- **GIVEN PROBLEM**: Show all lines holding the string "внутренних".

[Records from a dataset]
%%

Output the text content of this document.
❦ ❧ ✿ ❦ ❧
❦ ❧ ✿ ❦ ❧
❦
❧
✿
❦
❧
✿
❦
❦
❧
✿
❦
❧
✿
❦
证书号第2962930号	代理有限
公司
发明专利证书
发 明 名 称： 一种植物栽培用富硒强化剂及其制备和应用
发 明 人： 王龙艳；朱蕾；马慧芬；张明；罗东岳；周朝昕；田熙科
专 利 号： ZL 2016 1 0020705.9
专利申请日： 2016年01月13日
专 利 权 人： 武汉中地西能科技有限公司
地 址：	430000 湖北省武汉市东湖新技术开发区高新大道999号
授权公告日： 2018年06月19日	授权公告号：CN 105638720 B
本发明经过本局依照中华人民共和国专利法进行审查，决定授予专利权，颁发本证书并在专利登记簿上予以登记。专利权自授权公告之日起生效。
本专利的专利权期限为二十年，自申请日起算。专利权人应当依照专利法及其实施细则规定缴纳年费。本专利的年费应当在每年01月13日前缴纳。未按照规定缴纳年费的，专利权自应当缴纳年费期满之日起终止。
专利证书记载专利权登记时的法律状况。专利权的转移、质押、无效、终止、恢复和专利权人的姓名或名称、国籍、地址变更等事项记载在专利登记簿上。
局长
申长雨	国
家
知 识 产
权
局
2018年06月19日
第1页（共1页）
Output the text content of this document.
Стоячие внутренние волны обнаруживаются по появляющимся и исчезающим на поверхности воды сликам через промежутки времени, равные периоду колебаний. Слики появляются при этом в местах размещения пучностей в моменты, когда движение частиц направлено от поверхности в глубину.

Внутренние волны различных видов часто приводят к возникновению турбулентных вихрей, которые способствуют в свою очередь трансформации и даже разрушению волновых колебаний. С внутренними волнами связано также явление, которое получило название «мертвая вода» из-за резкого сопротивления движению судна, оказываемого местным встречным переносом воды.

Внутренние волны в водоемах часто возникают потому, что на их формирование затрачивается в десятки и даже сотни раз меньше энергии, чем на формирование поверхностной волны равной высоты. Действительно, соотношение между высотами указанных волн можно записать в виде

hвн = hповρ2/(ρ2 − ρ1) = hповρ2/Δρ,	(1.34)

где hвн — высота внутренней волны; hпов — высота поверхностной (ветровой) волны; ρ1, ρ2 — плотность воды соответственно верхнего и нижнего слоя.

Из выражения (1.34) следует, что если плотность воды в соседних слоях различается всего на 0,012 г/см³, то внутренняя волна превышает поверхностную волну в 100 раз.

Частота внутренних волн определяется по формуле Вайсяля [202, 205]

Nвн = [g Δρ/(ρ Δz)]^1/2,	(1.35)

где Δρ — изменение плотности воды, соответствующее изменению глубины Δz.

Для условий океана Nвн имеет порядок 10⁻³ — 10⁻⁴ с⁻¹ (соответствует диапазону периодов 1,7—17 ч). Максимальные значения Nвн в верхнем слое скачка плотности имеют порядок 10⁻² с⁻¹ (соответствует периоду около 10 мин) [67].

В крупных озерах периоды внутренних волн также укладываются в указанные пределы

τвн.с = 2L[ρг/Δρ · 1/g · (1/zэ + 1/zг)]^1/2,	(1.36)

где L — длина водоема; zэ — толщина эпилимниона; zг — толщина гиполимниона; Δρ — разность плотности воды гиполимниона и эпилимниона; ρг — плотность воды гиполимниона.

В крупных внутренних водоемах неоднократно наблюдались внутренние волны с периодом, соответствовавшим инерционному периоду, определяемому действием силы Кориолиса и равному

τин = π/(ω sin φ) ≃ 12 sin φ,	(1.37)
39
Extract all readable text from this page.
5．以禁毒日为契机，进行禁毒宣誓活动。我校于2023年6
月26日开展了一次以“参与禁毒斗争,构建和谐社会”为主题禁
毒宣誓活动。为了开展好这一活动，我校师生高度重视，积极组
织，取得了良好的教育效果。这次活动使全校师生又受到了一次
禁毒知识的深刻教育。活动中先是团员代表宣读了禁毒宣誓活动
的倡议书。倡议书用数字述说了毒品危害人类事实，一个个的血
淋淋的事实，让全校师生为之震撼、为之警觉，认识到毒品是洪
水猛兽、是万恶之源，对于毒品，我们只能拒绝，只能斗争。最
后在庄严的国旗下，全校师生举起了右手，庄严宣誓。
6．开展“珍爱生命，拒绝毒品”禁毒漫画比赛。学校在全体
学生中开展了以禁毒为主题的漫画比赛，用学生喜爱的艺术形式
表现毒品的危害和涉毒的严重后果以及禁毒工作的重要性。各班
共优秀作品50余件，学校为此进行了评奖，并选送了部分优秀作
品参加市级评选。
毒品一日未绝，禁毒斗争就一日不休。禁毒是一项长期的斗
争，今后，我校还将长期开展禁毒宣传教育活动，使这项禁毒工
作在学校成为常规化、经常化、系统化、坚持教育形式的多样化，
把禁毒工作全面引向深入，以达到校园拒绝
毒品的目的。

%%

- **REPLY TO THE EXERCISE**:
Частота внутренних волн определяется по формуле Вайсяля [202, 205]
В крупных озерах периоды внутренних волн также укладываются в указанные пределы
В крупных внутренних водоемах неоднократно наблюдались внутренние волны с периодом, соответствовавшим инерционному периоду, определяемому действием силы Кориолиса и равному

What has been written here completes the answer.